→ Recorded data
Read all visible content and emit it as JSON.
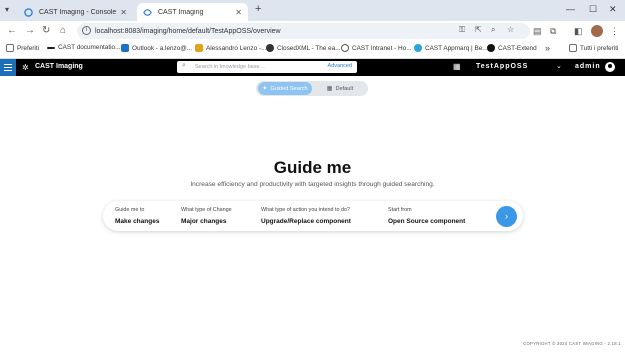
{
  "browser": {
    "tabs": [
      {
        "title": "CAST Imaging - Console",
        "active": false
      },
      {
        "title": "CAST Imaging",
        "active": true
      }
    ],
    "url": "localhost:8083/imaging/home/default/TestAppOSS/overview",
    "bookmarks": [
      {
        "label": "Preferiti",
        "color": "#6b6b6b"
      },
      {
        "label": "CAST documentatio...",
        "color": "#222222"
      },
      {
        "label": "Outlook - a.lenzo@...",
        "color": "#1a73c8"
      },
      {
        "label": "Alessandro Lenzo -...",
        "color": "#e3a21a"
      },
      {
        "label": "ClosedXML - The ea...",
        "color": "#333333"
      },
      {
        "label": "CAST Intranet - Ho...",
        "color": "#555555"
      },
      {
        "label": "CAST Appmarq | Be...",
        "color": "#2aa3d8"
      },
      {
        "label": "CAST-Extend",
        "color": "#111111"
      }
    ],
    "bookmarks_all": "Tutti i preferiti"
  },
  "app": {
    "brand": "CAST Imaging",
    "search": {
      "placeholder": "Search in knowledge base ...",
      "advanced": "Advanced"
    },
    "application": "TestAppOSS",
    "user": "admin",
    "accent": "#1f6fb8"
  },
  "mode_toggle": {
    "guided": "Guided Search",
    "default": "Default"
  },
  "hero": {
    "title": "Guide me",
    "subtitle": "Increase efficiency and productivity with targeted insights through guided searching."
  },
  "guide": {
    "steps": [
      {
        "label": "Guide me to",
        "value": "Make changes"
      },
      {
        "label": "What type of Change",
        "value": "Major changes"
      },
      {
        "label": "What type of action you intend to do?",
        "value": "Upgrade/Replace component"
      },
      {
        "label": "Start from",
        "value": "Open Source component"
      }
    ]
  },
  "footer": {
    "copyright": "COPYRIGHT © 2024 CAST IMAGING - 2.18.1"
  }
}
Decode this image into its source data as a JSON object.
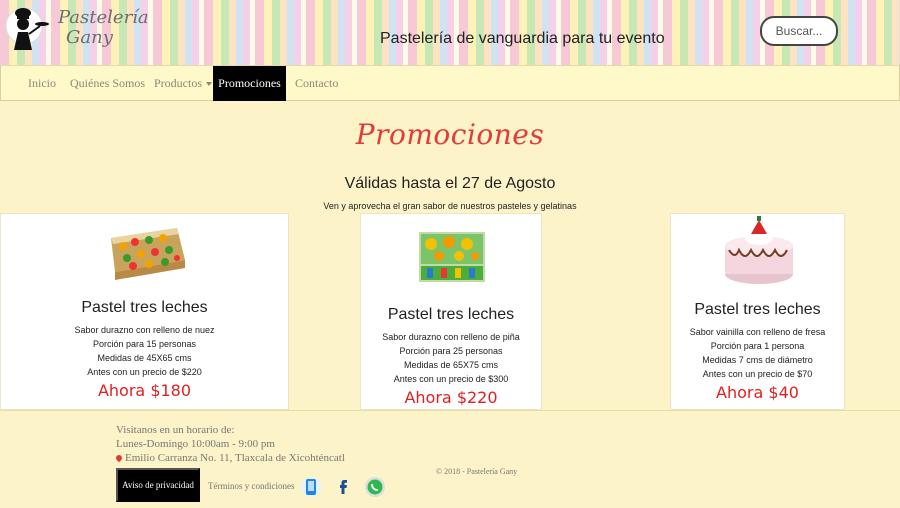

→ What you should do
What is the number of lines that contain "label"? Reply with that number alone.

→ Written answer
12